# Problem to solve
Find the string "object" in the listing and report every line that has it.

# Records for this exercise

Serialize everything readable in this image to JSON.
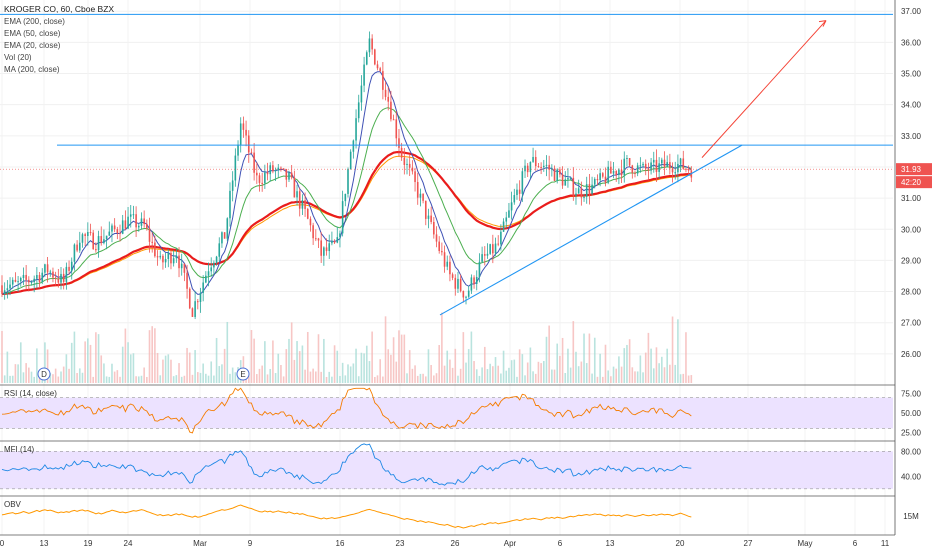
{
  "chart_data": {
    "type": "candlestick",
    "symbol_header": "KROGER CO, 60, Cboe BZX",
    "indicators": [
      "EMA (200, close)",
      "EMA (50, close)",
      "EMA (20, close)",
      "Vol (20)",
      "MA (200, close)"
    ],
    "price_axis": {
      "ticks": [
        "37.00",
        "36.00",
        "35.00",
        "34.00",
        "33.00",
        "32.00",
        "31.00",
        "30.00",
        "29.00",
        "28.00",
        "27.00",
        "26.00"
      ],
      "range": [
        25.0,
        37.2
      ]
    },
    "price_badges": [
      {
        "text": "31.93",
        "color": "#ef5350"
      },
      {
        "text": "42:20",
        "color": "#ef5350"
      }
    ],
    "x_ticks": [
      "0",
      "13",
      "19",
      "24",
      "Mar",
      "9",
      "16",
      "23",
      "26",
      "Apr",
      "6",
      "13",
      "20",
      "27",
      "May",
      "6",
      "11"
    ],
    "event_markers": [
      "D",
      "E"
    ],
    "approx_series": {
      "close_daily": [
        28.2,
        28.4,
        28.7,
        28.3,
        29.8,
        29.6,
        29.9,
        30.3,
        30.1,
        28.9,
        29.3,
        27.4,
        28.8,
        29.8,
        33.4,
        31.6,
        31.9,
        31.6,
        30.5,
        29.2,
        29.5,
        33.1,
        36.0,
        34.5,
        32.4,
        31.2,
        29.8,
        28.5,
        27.9,
        29.0,
        29.5,
        31.0,
        32.2,
        32.0,
        31.6,
        31.2,
        31.4,
        31.8,
        32.1,
        31.9,
        32.0,
        32.1,
        31.93
      ],
      "horizontal_resistance": 32.7,
      "top_line": 36.9
    },
    "panels": [
      {
        "name": "RSI (14, close)",
        "ticks": [
          "75.00",
          "50.00",
          "25.00"
        ],
        "range": [
          15,
          85
        ],
        "band": [
          30,
          70
        ]
      },
      {
        "name": "MFI (14)",
        "ticks": [
          "80.00",
          "40.00"
        ],
        "range": [
          10,
          95
        ],
        "band": [
          20,
          80
        ]
      },
      {
        "name": "OBV",
        "ticks": [
          "15M"
        ]
      }
    ],
    "colors": {
      "up": "#26a69a",
      "down": "#ef5350",
      "ema200": "#e91c1c",
      "ema50": "#4caf50",
      "ema20": "#3f51b5",
      "ma200": "#ff9800",
      "trend": "#2196f3",
      "arrow": "#f44336",
      "rsi": "#f57c00",
      "mfi": "#1e88e5",
      "obv": "#ff9800",
      "band": "#ece2ff"
    }
  }
}
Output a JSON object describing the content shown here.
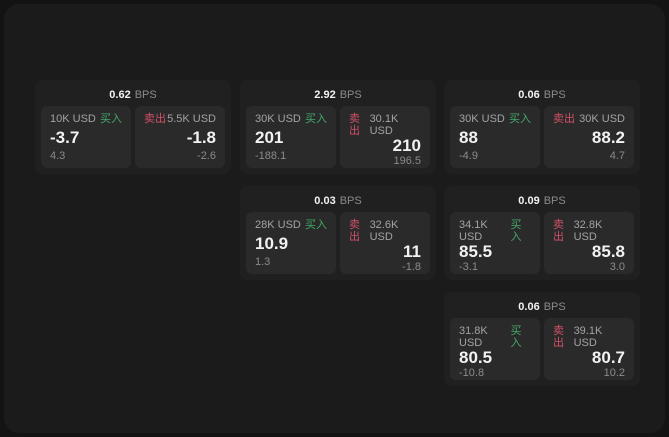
{
  "labels": {
    "bps_unit": "BPS",
    "buy": "买入",
    "sell": "卖出"
  },
  "colors": {
    "panel_bg": "#1b1b1c",
    "outer_bg": "#131314",
    "card_bg": "#202021",
    "cell_bg": "#2a2a2b",
    "buy": "#45a868",
    "sell": "#d15066"
  },
  "cards": [
    {
      "bps": "0.62",
      "buy": {
        "amount": "10K USD",
        "price": "-3.7",
        "delta": "4.3"
      },
      "sell": {
        "amount": "5.5K USD",
        "price": "-1.8",
        "delta": "-2.6"
      }
    },
    {
      "bps": "2.92",
      "buy": {
        "amount": "30K USD",
        "price": "201",
        "delta": "-188.1"
      },
      "sell": {
        "amount": "30.1K USD",
        "price": "210",
        "delta": "196.5"
      }
    },
    {
      "bps": "0.06",
      "buy": {
        "amount": "30K USD",
        "price": "88",
        "delta": "-4.9"
      },
      "sell": {
        "amount": "30K USD",
        "price": "88.2",
        "delta": "4.7"
      }
    },
    {
      "bps": "0.03",
      "buy": {
        "amount": "28K USD",
        "price": "10.9",
        "delta": "1.3"
      },
      "sell": {
        "amount": "32.6K USD",
        "price": "11",
        "delta": "-1.8"
      }
    },
    {
      "bps": "0.09",
      "buy": {
        "amount": "34.1K USD",
        "price": "85.5",
        "delta": "-3.1"
      },
      "sell": {
        "amount": "32.8K USD",
        "price": "85.8",
        "delta": "3.0"
      }
    },
    {
      "bps": "0.06",
      "buy": {
        "amount": "31.8K USD",
        "price": "80.5",
        "delta": "-10.8"
      },
      "sell": {
        "amount": "39.1K USD",
        "price": "80.7",
        "delta": "10.2"
      }
    }
  ]
}
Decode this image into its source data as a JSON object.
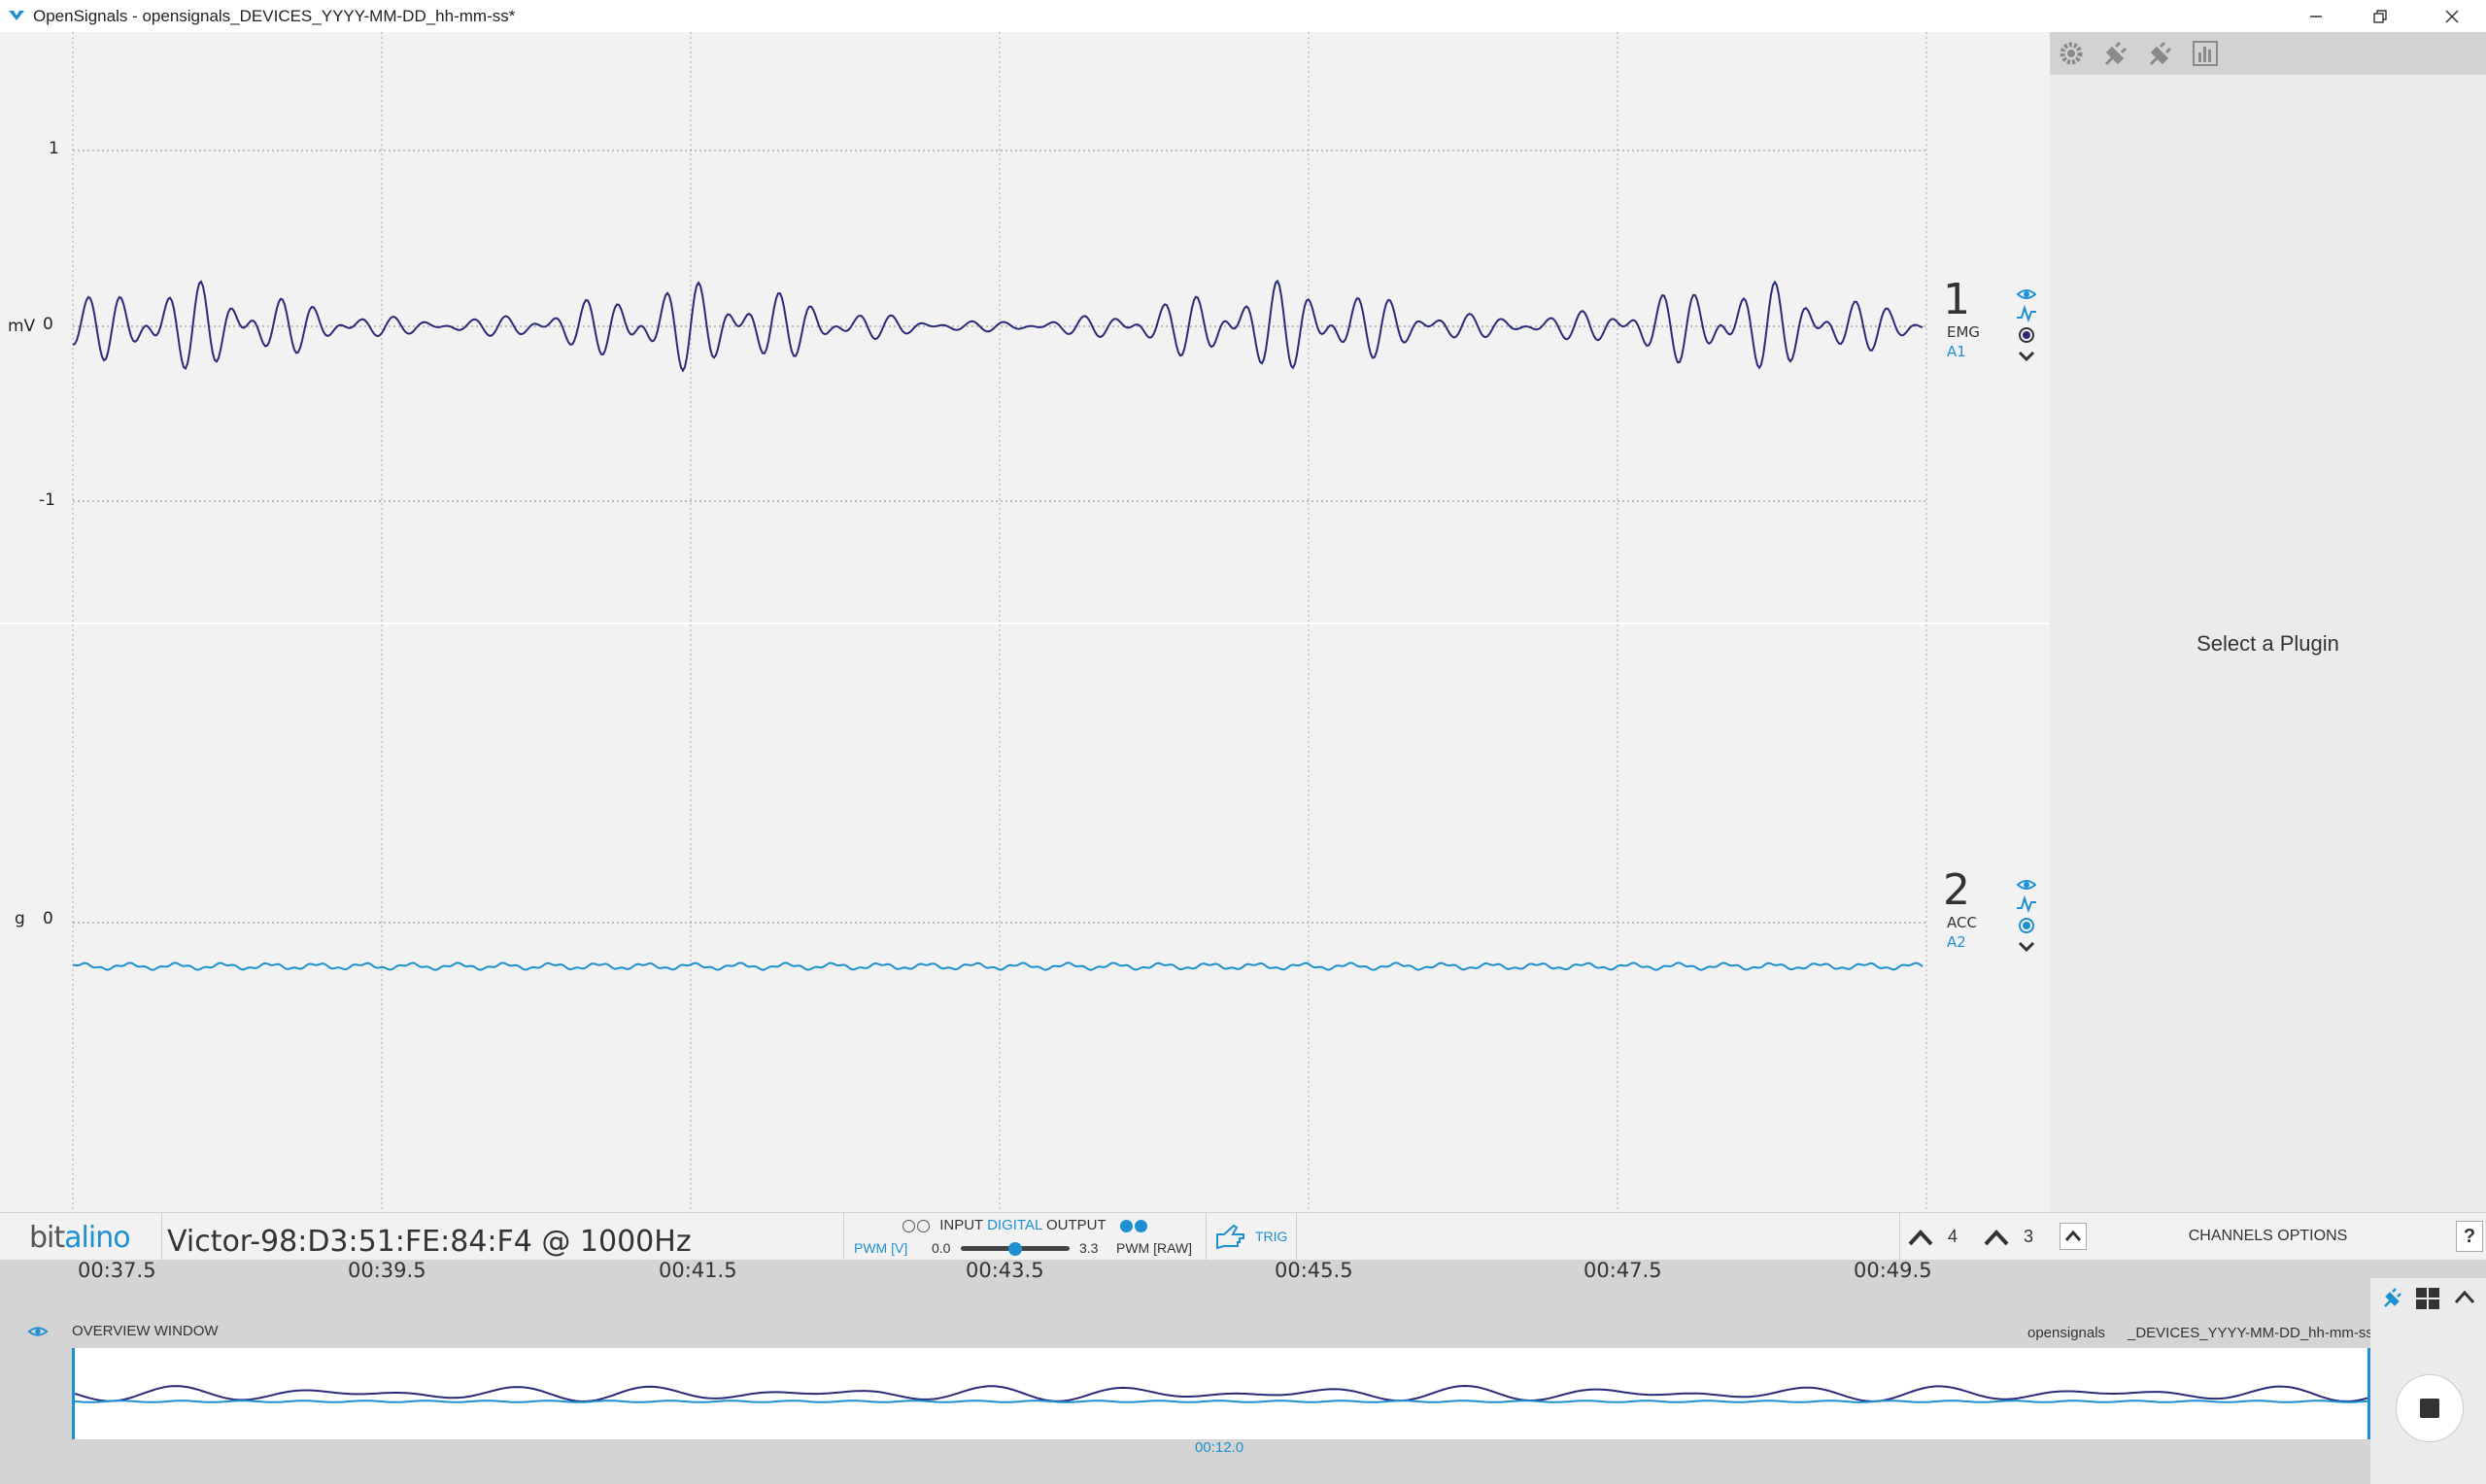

# Task solution
Output a JSON object describing the content shown here.
Decode this image into its source data as a JSON object.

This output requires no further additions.